>> BEGIN DATA SUPPLIED

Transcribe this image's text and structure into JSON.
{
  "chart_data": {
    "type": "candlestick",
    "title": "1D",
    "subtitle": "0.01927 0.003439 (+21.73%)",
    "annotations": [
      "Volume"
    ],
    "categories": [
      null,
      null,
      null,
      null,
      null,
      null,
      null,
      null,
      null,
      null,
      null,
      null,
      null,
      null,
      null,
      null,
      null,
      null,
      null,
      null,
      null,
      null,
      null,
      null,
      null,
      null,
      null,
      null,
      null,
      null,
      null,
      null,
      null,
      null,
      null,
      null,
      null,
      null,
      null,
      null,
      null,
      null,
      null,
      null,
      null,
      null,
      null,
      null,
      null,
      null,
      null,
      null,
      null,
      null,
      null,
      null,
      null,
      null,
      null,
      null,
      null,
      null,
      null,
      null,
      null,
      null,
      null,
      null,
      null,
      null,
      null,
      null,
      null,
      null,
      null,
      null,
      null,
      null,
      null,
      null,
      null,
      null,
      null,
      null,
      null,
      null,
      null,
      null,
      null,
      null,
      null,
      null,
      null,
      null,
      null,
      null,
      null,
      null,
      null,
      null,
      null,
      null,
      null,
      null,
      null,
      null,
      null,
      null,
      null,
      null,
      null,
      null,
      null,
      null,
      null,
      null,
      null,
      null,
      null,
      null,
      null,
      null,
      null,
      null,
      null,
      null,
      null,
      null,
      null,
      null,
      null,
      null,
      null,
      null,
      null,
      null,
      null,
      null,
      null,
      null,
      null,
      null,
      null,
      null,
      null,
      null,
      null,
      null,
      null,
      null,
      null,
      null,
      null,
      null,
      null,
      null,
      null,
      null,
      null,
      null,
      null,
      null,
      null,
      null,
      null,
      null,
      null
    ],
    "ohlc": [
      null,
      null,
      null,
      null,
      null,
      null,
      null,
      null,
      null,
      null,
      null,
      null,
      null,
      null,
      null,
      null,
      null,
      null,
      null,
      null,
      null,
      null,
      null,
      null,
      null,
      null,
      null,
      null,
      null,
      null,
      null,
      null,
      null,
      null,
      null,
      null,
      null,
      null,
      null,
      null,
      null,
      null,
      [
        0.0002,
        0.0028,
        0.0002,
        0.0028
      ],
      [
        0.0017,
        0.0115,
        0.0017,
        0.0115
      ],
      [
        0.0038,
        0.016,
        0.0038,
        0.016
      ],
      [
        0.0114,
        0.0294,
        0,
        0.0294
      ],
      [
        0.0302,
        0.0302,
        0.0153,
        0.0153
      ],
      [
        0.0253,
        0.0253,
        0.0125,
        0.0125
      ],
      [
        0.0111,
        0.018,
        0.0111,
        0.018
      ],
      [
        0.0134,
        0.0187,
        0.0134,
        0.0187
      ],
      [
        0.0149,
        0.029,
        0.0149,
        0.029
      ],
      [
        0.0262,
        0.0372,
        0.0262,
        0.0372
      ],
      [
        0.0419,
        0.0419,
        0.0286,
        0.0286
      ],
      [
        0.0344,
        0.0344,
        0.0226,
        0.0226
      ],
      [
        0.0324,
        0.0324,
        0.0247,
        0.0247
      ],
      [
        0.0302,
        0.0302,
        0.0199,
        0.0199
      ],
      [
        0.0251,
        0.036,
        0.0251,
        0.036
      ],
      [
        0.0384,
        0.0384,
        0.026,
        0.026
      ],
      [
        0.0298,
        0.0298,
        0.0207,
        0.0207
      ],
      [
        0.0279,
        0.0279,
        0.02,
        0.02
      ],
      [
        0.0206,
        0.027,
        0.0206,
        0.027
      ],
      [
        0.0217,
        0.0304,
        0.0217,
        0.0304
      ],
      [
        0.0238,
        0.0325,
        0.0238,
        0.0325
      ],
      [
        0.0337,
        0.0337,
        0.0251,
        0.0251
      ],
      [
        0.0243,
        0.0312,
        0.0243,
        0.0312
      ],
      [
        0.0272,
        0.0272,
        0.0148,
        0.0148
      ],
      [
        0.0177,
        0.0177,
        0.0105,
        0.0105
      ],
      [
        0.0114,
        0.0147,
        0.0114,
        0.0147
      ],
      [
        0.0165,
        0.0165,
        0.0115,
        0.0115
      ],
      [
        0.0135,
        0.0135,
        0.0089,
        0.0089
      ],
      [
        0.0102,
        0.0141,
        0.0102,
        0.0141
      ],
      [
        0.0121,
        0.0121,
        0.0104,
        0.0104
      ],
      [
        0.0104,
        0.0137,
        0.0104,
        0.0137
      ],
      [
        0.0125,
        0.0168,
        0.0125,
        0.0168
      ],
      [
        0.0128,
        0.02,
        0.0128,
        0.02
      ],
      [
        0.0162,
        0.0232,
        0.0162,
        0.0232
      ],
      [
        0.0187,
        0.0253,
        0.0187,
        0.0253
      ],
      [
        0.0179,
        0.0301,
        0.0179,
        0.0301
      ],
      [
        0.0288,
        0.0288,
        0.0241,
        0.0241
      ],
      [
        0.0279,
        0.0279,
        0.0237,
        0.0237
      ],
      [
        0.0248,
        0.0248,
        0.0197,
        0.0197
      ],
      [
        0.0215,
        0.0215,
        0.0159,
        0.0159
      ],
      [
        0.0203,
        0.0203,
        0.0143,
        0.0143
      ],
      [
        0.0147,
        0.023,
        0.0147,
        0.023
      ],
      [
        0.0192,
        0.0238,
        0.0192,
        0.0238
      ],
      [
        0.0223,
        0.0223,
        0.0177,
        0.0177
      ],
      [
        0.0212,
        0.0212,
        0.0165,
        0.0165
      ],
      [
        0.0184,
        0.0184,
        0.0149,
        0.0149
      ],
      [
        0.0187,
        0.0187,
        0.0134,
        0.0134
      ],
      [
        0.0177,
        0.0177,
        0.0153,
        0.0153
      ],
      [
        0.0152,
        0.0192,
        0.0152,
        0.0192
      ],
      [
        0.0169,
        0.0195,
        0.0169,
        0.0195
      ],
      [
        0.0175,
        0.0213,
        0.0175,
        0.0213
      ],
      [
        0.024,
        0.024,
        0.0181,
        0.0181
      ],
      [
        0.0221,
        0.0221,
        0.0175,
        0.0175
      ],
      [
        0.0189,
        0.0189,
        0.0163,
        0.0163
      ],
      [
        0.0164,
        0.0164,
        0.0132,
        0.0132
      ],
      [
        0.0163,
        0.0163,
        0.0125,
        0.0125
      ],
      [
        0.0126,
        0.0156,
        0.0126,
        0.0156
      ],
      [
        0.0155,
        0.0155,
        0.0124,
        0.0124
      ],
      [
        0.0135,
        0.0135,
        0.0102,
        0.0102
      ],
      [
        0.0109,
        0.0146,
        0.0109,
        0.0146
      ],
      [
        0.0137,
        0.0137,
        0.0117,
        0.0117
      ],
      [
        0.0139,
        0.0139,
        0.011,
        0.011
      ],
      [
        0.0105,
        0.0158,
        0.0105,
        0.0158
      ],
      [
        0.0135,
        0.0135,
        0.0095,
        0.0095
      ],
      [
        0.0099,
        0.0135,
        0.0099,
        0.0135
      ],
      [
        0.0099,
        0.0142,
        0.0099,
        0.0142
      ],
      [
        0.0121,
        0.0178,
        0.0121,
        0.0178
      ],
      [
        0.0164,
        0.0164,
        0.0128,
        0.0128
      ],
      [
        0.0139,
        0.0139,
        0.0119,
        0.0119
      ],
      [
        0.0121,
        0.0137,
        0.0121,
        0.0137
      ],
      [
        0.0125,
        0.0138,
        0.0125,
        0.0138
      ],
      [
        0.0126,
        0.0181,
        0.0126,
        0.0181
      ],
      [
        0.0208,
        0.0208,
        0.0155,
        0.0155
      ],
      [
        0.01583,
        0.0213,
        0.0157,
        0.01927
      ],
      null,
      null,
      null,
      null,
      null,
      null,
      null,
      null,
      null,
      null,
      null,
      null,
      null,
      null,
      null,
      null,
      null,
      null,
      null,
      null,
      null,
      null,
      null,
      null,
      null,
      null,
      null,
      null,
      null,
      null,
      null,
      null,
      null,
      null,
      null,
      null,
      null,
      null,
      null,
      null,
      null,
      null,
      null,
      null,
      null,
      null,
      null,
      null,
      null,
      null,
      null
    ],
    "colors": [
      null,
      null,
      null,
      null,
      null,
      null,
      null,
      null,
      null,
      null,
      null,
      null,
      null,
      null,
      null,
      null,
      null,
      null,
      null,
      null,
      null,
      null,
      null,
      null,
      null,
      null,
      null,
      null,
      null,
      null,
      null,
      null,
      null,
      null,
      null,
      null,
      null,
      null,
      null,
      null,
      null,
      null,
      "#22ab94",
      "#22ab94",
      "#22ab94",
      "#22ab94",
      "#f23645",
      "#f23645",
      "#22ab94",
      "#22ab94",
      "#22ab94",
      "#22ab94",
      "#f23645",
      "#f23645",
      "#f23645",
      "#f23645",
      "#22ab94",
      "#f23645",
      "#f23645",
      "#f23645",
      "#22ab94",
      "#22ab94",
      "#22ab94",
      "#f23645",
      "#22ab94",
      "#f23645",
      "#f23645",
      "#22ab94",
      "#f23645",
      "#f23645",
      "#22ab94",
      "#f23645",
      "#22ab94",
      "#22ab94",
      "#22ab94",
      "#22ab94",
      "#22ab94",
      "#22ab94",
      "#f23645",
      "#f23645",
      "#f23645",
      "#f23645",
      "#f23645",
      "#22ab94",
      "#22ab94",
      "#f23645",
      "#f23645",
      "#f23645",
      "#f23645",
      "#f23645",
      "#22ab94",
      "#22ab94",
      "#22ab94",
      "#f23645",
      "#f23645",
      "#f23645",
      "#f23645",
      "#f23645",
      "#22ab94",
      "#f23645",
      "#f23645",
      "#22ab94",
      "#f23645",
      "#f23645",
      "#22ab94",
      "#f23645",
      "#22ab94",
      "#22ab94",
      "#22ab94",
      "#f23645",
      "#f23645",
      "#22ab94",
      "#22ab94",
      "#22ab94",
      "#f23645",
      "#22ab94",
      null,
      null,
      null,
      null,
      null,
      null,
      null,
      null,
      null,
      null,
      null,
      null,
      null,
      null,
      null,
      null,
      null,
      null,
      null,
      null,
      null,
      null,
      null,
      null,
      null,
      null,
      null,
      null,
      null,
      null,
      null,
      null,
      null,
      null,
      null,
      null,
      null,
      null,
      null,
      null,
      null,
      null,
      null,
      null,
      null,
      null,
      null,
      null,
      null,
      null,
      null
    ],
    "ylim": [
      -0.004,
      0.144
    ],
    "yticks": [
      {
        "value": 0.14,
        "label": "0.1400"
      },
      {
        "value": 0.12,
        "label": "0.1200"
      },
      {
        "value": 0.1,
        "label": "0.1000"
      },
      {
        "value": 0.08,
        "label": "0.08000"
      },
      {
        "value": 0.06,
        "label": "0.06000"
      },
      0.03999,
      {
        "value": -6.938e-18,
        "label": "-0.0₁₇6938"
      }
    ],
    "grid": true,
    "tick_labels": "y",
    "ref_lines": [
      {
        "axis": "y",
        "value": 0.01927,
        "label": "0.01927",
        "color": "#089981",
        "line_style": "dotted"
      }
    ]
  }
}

>> END DATA SUPPLIED

**TASK BRIEF:**
Wherever the word "value" occurs in a line of the listing, copy that line.

**OUTPUT FOR THIS TASK:**
        "value": 0.14,
        "value": 0.12,
        "value": 0.1,
        "value": 0.08,
        "value": 0.06,
        "value": -6.938e-18,
        "value": 0.01927,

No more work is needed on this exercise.